/---
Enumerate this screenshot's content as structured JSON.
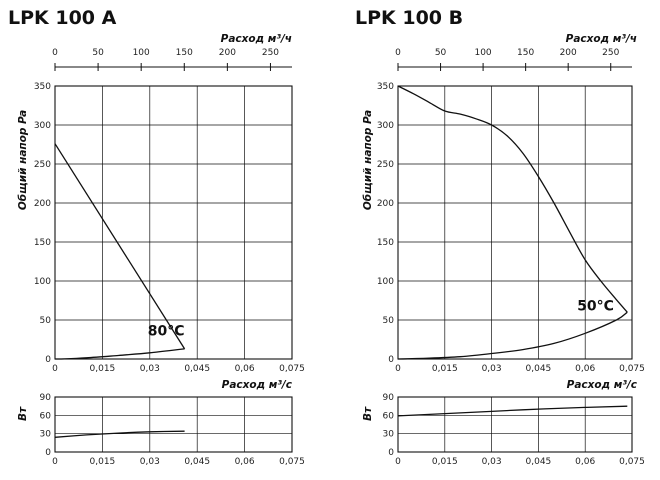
{
  "chart_data": [
    {
      "type": "line",
      "title": "LPK 100 A",
      "top_axis": {
        "label": "Расход м³/ч",
        "ticks": [
          "0",
          "50",
          "100",
          "150",
          "200",
          "250"
        ],
        "range": [
          0,
          275
        ]
      },
      "bottom_axis": {
        "label": "Расход м³/с",
        "ticks": [
          "0",
          "0,015",
          "0,03",
          "0,045",
          "0,06",
          "0,075"
        ],
        "range": [
          0,
          0.075
        ]
      },
      "pressure_axis": {
        "label": "Общий напор Pa",
        "ticks": [
          "0",
          "50",
          "100",
          "150",
          "200",
          "250",
          "300",
          "350"
        ],
        "range": [
          0,
          350
        ]
      },
      "power_axis": {
        "label": "Вт",
        "ticks": [
          "0",
          "30",
          "60",
          "90"
        ],
        "range": [
          0,
          90
        ]
      },
      "grid": true,
      "temperature_label": "80°C",
      "temperature_anchor": [
        0.041,
        30
      ],
      "fan_curve": {
        "x": [
          0,
          0.041
        ],
        "y": [
          276,
          13
        ]
      },
      "system_curve": {
        "x": [
          0,
          0.003,
          0.01,
          0.02,
          0.03,
          0.041
        ],
        "y": [
          0,
          0.1,
          1.5,
          4.5,
          8,
          13
        ]
      },
      "power_curve": {
        "x": [
          0,
          0.01,
          0.02,
          0.03,
          0.041
        ],
        "y": [
          24,
          28,
          31,
          33,
          34
        ]
      }
    },
    {
      "type": "line",
      "title": "LPK 100 B",
      "top_axis": {
        "label": "Расход м³/ч",
        "ticks": [
          "0",
          "50",
          "100",
          "150",
          "200",
          "250"
        ],
        "range": [
          0,
          275
        ]
      },
      "bottom_axis": {
        "label": "Расход м³/с",
        "ticks": [
          "0",
          "0,015",
          "0,03",
          "0,045",
          "0,06",
          "0,075"
        ],
        "range": [
          0,
          0.075
        ]
      },
      "pressure_axis": {
        "label": "Общий напор Pa",
        "ticks": [
          "0",
          "50",
          "100",
          "150",
          "200",
          "250",
          "300",
          "350"
        ],
        "range": [
          0,
          350
        ]
      },
      "power_axis": {
        "label": "Вт",
        "ticks": [
          "0",
          "30",
          "60",
          "90"
        ],
        "range": [
          0,
          90
        ]
      },
      "grid": true,
      "temperature_label": "50°C",
      "temperature_anchor": [
        0.0705,
        62
      ],
      "fan_curve": {
        "x": [
          0,
          0.005,
          0.01,
          0.015,
          0.02,
          0.025,
          0.03,
          0.035,
          0.04,
          0.045,
          0.05,
          0.055,
          0.06,
          0.065,
          0.07,
          0.0735
        ],
        "y": [
          350,
          340,
          329,
          318,
          314,
          308,
          300,
          286,
          264,
          234,
          200,
          163,
          127,
          100,
          76,
          60
        ]
      },
      "system_curve": {
        "x": [
          0,
          0.01,
          0.02,
          0.03,
          0.04,
          0.05,
          0.06,
          0.07,
          0.0735
        ],
        "y": [
          0,
          1,
          3,
          7,
          12,
          20,
          33,
          50,
          60
        ]
      },
      "power_curve": {
        "x": [
          0,
          0.02,
          0.04,
          0.06,
          0.0735
        ],
        "y": [
          59,
          64,
          69,
          73,
          75
        ]
      }
    }
  ]
}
\---
WORK INSTRUCTIONS =
What comes back should match the records exactly, minus any pictures.

IN RESPONSE =
Enumerate this screenshot's content as structured JSON.
{
  "chart_data": [
    {
      "type": "line",
      "title": "LPK 100 A",
      "top_axis": {
        "label": "Расход м³/ч",
        "ticks": [
          "0",
          "50",
          "100",
          "150",
          "200",
          "250"
        ],
        "range": [
          0,
          275
        ]
      },
      "bottom_axis": {
        "label": "Расход м³/с",
        "ticks": [
          "0",
          "0,015",
          "0,03",
          "0,045",
          "0,06",
          "0,075"
        ],
        "range": [
          0,
          0.075
        ]
      },
      "pressure_axis": {
        "label": "Общий напор Pa",
        "ticks": [
          "0",
          "50",
          "100",
          "150",
          "200",
          "250",
          "300",
          "350"
        ],
        "range": [
          0,
          350
        ]
      },
      "power_axis": {
        "label": "Вт",
        "ticks": [
          "0",
          "30",
          "60",
          "90"
        ],
        "range": [
          0,
          90
        ]
      },
      "grid": true,
      "temperature_label": "80°C",
      "temperature_anchor": [
        0.041,
        30
      ],
      "fan_curve": {
        "x": [
          0,
          0.041
        ],
        "y": [
          276,
          13
        ]
      },
      "system_curve": {
        "x": [
          0,
          0.003,
          0.01,
          0.02,
          0.03,
          0.041
        ],
        "y": [
          0,
          0.1,
          1.5,
          4.5,
          8,
          13
        ]
      },
      "power_curve": {
        "x": [
          0,
          0.01,
          0.02,
          0.03,
          0.041
        ],
        "y": [
          24,
          28,
          31,
          33,
          34
        ]
      }
    },
    {
      "type": "line",
      "title": "LPK 100 B",
      "top_axis": {
        "label": "Расход м³/ч",
        "ticks": [
          "0",
          "50",
          "100",
          "150",
          "200",
          "250"
        ],
        "range": [
          0,
          275
        ]
      },
      "bottom_axis": {
        "label": "Расход м³/с",
        "ticks": [
          "0",
          "0,015",
          "0,03",
          "0,045",
          "0,06",
          "0,075"
        ],
        "range": [
          0,
          0.075
        ]
      },
      "pressure_axis": {
        "label": "Общий напор Pa",
        "ticks": [
          "0",
          "50",
          "100",
          "150",
          "200",
          "250",
          "300",
          "350"
        ],
        "range": [
          0,
          350
        ]
      },
      "power_axis": {
        "label": "Вт",
        "ticks": [
          "0",
          "30",
          "60",
          "90"
        ],
        "range": [
          0,
          90
        ]
      },
      "grid": true,
      "temperature_label": "50°C",
      "temperature_anchor": [
        0.0705,
        62
      ],
      "fan_curve": {
        "x": [
          0,
          0.005,
          0.01,
          0.015,
          0.02,
          0.025,
          0.03,
          0.035,
          0.04,
          0.045,
          0.05,
          0.055,
          0.06,
          0.065,
          0.07,
          0.0735
        ],
        "y": [
          350,
          340,
          329,
          318,
          314,
          308,
          300,
          286,
          264,
          234,
          200,
          163,
          127,
          100,
          76,
          60
        ]
      },
      "system_curve": {
        "x": [
          0,
          0.01,
          0.02,
          0.03,
          0.04,
          0.05,
          0.06,
          0.07,
          0.0735
        ],
        "y": [
          0,
          1,
          3,
          7,
          12,
          20,
          33,
          50,
          60
        ]
      },
      "power_curve": {
        "x": [
          0,
          0.02,
          0.04,
          0.06,
          0.0735
        ],
        "y": [
          59,
          64,
          69,
          73,
          75
        ]
      }
    }
  ]
}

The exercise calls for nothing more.